SOURCE:
┄┄┄┄┄┄┄┄┄┄┄┄┄┄┄┄┄┄┄┄

The ability to inspire and encourage others is a characteristic not many people possess. Some are born with it, a few have to work hard to develop the skill and then there are those who believe who can but have no idea how to lead. Agamemnon is the perfect example of the latter. He ruled by force and show of power. He certainly did not evoke loyalty or a harmonious union. Hektor, Troy’s greatest fighter and hero put the defence of his city and people before his own personal needs. For his bravery and virtue, he was Troy’s favoured and most respected son.
‘Fully armed, he immediately leapt from his chariot to the ground and, brandishing a pair of sharp spears, went everywhere among his men, urging them to fight and rousing their spirit for grim battle.’
Book 6, Lines 102-105
Hektor was the eldest son of Priam and Hekuba and would have inherited the kingdom after his father if he hadn’t been killed. Homer portrayed him as a good son, a loving husband and loyal to his city. He blames his brother Paris for bringing the war to their home yet Hektor does not hesitate to defend Troy. In one particular scene, he berates Paris for avoiding the battlefield and wasting time polishing his armour. Paris was licking his wounded pride after he and Menelaos met in a duel which the Spartan King would have won if Aphrodite hadn’t rescued him.

┄┄┄┄┄┄┄┄┄┄┄┄┄┄┄┄┄┄┄┄

SUPPLIED MATERIAL:
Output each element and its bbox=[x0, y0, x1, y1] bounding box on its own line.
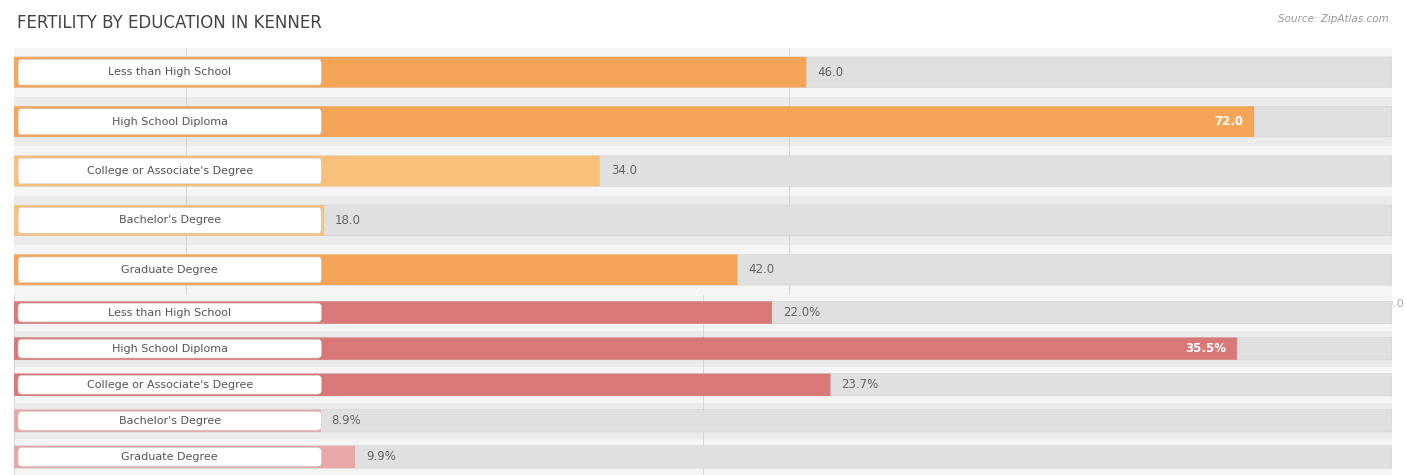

┄┄┄┄┄┄┄┄┄┄┄┄┄┄┄┄┄┄┄┄

INSTRUCTION: Print the passage from the text on Hektor and Agamemnon, from "The ability to" up to and including "most respected son.", word for word.

ANSWER:
The ability to inspire and encourage others is a characteristic not many people possess. Some are born with it, a few have to work hard to develop the skill and then there are those who believe who can but have no idea how to lead. Agamemnon is the perfect example of the latter. He ruled by force and show of power. He certainly did not evoke loyalty or a harmonious union. Hektor, Troy’s greatest fighter and hero put the defence of his city and people before his own personal needs. For his bravery and virtue, he was Troy’s favoured and most respected son.